>> Start PASSAGE TO READ

All of the experts agree that crying is a complex behavior. So, a little confusion about it is understandable. When your child cries you feel that confusion, right? Along with many thoughts, and your own emotional reactions. In addition to the “why” question, any parent will also ask themselves…
“Now, what do I do?”
Before we get into what to do, how about a little background. Science has uncovered a lot about why we cry and the physiological and emotional mechanisms of crying. I like knowing this. I hear about crying a lot in my office and it helps to have real information to add to the discussion. As a parent you might find it easier to cope with your crying child after you know more – become somewhat of an authority on crying!
More About Crying
We cry because we are suffering. A child falls off his bike and after a second or two, bursts into tears. What is the suffering? Injury is the obvious answer but what about a flash of fear? What about the indignity and embarrassment, or disappointment? For a child, all of this is their legitimate suffering. We also cry over loss and bereavement – grief. Big tears here, and often over and over. Big suffering.
We can also cry for joy and those tears can feel just as uncontrollable as, and maybe more confusing than, tears from suffering.

>> End PASSAGE TO READ

■ SET OF TASKS ■
A: From the passage on crying, list every kind of suffering it names for a child who falls off a bike.
B: Pick up the passage on crying right after its last sentence and continue it.
The records that follow this passage come from a separate, unrelated source.

>> Start MATERIAL

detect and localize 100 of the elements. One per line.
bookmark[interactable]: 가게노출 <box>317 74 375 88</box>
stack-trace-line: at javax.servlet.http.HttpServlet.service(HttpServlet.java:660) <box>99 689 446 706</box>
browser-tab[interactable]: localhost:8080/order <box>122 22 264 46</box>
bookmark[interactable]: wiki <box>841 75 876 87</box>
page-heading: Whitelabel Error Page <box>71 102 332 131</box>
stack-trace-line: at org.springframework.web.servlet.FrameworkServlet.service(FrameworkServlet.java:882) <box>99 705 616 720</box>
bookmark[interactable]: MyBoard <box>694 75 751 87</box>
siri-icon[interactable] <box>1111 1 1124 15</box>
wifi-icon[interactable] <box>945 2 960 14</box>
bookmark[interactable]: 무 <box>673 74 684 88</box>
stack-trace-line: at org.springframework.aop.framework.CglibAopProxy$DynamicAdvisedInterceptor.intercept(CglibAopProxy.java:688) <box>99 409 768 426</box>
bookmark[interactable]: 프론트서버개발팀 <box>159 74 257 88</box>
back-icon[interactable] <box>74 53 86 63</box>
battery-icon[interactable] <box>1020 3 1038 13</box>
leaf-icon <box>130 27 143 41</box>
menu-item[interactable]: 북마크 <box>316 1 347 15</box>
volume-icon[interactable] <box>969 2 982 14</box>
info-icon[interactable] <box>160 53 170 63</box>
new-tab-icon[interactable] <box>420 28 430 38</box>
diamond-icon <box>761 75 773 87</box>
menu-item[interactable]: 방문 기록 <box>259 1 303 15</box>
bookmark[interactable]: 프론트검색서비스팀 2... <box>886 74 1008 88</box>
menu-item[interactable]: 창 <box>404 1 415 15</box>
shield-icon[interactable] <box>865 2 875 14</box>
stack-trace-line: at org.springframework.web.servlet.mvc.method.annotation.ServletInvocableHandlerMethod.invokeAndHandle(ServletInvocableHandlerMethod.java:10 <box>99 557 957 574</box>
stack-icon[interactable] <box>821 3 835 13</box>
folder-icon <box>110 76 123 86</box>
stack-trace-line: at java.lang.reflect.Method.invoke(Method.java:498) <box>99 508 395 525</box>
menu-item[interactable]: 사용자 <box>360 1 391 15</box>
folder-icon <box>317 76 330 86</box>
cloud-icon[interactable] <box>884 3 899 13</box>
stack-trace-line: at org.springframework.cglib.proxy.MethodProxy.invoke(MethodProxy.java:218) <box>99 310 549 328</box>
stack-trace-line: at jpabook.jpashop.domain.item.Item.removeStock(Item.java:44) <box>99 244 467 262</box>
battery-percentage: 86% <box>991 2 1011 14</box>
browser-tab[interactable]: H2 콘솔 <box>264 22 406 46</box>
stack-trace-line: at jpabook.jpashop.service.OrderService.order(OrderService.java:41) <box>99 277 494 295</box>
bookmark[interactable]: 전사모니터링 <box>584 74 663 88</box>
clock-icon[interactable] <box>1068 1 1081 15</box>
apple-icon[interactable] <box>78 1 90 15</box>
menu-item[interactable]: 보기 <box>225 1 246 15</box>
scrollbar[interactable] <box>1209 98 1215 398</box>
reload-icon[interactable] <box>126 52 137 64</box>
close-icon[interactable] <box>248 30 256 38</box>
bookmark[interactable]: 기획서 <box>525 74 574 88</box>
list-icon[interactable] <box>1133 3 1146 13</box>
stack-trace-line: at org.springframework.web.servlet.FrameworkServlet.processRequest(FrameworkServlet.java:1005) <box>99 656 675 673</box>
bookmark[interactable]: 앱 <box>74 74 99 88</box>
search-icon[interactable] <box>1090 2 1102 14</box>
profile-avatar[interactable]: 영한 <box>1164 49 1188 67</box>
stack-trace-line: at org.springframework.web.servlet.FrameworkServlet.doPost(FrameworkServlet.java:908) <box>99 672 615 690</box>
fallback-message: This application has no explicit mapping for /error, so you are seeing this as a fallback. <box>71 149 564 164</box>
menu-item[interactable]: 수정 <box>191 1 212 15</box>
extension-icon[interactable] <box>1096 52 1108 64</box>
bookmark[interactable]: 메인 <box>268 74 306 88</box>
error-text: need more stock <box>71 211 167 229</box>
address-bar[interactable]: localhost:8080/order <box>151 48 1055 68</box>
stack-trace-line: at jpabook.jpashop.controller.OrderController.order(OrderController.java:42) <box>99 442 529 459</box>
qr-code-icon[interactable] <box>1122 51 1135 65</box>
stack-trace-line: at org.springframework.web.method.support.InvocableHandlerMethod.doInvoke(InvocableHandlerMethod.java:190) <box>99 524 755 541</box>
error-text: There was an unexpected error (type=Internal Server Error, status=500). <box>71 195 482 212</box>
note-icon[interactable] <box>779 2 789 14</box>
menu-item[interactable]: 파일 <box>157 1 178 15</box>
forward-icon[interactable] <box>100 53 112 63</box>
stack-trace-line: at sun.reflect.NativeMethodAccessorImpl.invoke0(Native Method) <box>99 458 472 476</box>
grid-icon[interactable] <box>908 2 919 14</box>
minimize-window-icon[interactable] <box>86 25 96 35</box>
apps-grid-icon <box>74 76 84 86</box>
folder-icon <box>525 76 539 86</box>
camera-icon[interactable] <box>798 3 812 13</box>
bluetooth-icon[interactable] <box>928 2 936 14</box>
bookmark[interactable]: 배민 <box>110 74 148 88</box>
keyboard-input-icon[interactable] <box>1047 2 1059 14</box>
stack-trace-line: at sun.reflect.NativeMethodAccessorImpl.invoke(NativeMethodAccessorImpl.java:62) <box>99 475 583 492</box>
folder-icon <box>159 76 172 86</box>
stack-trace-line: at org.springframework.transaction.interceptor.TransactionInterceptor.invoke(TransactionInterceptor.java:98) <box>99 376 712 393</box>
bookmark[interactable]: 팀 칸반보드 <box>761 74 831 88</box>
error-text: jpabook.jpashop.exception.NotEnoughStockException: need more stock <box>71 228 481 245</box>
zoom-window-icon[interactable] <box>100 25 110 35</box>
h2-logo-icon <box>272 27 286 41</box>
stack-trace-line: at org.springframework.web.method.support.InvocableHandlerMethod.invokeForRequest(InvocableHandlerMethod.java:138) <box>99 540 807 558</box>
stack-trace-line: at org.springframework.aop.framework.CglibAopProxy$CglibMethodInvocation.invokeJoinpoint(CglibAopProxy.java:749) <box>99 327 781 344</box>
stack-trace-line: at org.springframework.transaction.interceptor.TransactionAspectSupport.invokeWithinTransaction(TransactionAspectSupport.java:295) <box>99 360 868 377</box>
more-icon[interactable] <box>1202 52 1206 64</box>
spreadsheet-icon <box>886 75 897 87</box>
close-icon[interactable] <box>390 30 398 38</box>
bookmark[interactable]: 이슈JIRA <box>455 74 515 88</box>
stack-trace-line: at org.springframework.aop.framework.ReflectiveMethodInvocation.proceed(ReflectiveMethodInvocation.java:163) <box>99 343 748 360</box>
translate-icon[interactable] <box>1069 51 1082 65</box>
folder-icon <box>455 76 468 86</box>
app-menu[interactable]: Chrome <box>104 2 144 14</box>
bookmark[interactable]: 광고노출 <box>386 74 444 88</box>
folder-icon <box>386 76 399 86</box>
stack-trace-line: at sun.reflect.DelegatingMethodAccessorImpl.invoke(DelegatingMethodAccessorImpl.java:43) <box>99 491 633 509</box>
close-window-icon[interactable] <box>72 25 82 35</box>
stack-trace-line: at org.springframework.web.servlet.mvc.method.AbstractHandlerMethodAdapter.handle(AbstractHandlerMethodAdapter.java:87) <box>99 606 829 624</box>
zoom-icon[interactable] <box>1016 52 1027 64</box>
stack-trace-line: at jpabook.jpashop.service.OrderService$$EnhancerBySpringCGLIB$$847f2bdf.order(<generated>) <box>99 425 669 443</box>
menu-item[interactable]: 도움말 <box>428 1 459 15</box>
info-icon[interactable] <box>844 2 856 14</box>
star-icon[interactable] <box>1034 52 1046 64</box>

>> End MATERIAL

■ EXPECTED RESULTS ■
A:
- Injury
- A flash of fear
- Indignity
- Embarrassment
- Disappointment

B:
In his book Why Humans Like to Cry, Michael Trimble explains that many regions of the brain participate when we cry. The cerebral cortex is linked to the emotional centers – the limbic system, and to the autonomic system. The autonomic region controls breathing, heart rate, and vocal output. The sophistication of this wiring is unique to humans and began developing in our brains a very long time ago.
Michael Trimble also makes the empathy/crying connection. We are highly developed socially, not always well behaved, but highly developed. And, one thing parents are deeply concerned about when they bring their children to my office is the development of empathy. Empathy gives a child even more to cry about. And empathy is good.
Empathy and attachment are all bound together and to feel empathy we have to attach – give a hoot about others. There are neural circuits in the brain that activate when we see someone’s suffering, and this leads to our own emotional reactions. Attachment is fascinating but this topic merits its own post, or series of posts.
So, Is It OK to Cry?
Crying gets our attention. It also activates our own reactions based on what we believe about crying. Is it weakness? Feminine, and not appropriate for boys? Cleansing and cortisol flushing, and therefore healthy? Human? Socially unacceptable and meant for private places and times? Are we embarrassed by our crying child? Do we feel empathy? Whoa!
If empathy is good, and having empathy indicates attachment to other social beings, and this attachment activates real neural circuits when we see sadness or suffering, then crying must be good in this case. What do you think?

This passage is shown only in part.